Set exercise -
Whenever a line below holds the word "document", copy that line.

-- Entries supplied start --

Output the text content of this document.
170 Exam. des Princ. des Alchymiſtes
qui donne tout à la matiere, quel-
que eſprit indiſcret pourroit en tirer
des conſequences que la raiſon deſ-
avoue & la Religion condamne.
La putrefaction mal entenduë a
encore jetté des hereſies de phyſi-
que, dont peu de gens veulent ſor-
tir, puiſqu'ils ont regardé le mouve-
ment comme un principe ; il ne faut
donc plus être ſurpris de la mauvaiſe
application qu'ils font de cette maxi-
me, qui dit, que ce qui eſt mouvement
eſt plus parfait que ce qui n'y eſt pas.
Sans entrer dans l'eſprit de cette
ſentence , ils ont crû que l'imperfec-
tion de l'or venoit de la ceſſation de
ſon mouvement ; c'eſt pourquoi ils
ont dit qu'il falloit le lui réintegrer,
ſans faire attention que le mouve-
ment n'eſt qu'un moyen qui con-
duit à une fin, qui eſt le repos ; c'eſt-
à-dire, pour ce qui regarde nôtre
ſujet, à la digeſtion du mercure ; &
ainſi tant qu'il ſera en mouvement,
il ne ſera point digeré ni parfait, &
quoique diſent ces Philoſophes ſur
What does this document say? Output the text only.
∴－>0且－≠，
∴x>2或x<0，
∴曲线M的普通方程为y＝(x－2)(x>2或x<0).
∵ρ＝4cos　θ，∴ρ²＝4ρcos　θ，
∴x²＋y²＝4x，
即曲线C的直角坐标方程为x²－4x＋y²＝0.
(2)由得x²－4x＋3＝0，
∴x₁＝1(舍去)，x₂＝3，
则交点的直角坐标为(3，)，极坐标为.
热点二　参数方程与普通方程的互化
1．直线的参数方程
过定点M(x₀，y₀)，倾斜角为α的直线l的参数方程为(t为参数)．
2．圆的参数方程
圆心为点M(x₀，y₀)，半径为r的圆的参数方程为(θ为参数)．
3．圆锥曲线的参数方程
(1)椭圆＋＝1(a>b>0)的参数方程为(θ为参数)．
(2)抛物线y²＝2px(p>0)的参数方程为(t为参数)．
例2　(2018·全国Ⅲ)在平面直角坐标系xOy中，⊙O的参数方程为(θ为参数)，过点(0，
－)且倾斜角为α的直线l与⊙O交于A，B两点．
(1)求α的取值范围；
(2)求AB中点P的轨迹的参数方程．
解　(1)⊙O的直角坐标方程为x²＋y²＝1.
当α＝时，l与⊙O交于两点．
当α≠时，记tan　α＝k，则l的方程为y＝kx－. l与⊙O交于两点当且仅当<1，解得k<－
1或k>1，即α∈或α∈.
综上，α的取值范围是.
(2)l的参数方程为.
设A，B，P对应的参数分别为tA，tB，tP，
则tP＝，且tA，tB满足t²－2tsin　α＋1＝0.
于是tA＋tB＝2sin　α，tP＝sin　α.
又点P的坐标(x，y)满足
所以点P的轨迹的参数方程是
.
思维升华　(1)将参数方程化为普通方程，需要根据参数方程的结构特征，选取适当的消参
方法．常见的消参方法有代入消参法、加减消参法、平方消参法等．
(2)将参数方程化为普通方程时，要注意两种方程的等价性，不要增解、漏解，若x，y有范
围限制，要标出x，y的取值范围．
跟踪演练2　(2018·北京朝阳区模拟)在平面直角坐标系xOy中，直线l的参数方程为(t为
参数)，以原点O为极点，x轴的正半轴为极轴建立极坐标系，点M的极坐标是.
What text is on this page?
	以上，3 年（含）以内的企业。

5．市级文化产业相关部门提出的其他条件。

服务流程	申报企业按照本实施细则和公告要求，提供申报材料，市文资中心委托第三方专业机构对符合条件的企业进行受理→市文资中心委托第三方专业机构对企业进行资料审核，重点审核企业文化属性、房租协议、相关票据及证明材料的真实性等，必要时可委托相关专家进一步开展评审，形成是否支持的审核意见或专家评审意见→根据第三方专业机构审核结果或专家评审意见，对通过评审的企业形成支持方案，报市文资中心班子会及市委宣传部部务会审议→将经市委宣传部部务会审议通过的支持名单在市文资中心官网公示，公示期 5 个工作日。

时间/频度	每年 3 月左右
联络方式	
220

-- Entries supplied end --

Response to the exercise -
Output the text content of this document.
What does this document say? Output the text only.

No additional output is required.